• Requirements: Report the count of lines containing the word "xlabel" in the entries below, and nothing more.

• Provided data:
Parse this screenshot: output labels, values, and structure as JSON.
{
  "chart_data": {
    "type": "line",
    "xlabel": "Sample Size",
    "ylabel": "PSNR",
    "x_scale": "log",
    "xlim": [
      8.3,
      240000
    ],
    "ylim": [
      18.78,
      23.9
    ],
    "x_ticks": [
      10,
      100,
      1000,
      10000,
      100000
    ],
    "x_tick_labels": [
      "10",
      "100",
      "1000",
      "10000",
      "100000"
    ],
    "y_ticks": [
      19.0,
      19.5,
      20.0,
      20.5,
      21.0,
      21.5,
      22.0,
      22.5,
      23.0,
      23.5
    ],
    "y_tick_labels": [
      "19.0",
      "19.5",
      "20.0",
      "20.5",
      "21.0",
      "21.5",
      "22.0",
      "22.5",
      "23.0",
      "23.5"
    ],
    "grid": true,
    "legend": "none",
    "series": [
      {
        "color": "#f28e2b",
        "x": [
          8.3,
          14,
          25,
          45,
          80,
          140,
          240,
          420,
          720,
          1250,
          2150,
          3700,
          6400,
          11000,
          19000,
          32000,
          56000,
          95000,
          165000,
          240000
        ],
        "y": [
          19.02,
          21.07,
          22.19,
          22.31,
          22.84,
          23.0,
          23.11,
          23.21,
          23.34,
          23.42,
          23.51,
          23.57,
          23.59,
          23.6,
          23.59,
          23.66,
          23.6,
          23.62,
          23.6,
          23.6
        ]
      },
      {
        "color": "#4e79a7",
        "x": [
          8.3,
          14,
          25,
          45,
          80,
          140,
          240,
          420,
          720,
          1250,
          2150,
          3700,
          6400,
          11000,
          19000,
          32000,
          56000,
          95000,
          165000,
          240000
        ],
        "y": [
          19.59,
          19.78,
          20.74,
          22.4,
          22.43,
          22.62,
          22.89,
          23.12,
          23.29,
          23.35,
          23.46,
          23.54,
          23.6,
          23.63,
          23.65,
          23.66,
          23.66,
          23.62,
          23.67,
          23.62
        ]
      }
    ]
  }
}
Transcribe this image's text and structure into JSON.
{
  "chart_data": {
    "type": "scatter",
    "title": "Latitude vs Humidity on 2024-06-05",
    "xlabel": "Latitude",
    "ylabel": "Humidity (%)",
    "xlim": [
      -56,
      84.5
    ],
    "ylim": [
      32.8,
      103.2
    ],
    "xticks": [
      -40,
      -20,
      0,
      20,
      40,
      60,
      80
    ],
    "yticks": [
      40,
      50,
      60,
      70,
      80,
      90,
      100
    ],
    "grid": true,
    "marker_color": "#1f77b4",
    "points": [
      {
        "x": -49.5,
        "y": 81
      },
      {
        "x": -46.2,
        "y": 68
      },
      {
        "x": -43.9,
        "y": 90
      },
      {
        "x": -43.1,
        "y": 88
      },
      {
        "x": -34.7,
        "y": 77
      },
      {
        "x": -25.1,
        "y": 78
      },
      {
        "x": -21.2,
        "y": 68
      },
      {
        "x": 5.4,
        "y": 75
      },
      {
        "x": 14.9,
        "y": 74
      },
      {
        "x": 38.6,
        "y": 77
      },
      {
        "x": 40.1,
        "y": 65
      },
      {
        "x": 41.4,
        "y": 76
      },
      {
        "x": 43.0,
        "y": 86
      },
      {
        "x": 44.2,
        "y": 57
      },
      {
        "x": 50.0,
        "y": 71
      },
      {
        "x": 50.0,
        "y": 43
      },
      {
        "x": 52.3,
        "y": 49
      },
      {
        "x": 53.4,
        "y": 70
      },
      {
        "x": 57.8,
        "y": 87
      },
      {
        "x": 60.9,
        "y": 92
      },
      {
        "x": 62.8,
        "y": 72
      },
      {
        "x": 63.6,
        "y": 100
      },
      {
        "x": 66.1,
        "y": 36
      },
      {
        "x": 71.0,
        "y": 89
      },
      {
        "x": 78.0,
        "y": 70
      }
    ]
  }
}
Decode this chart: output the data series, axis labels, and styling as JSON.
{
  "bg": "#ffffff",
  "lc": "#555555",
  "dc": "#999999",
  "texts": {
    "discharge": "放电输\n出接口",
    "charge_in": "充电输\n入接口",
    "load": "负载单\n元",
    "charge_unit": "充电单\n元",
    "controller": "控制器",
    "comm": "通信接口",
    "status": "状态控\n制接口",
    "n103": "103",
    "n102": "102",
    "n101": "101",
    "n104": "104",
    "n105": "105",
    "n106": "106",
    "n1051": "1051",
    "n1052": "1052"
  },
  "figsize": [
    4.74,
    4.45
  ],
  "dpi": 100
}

• Final result: 2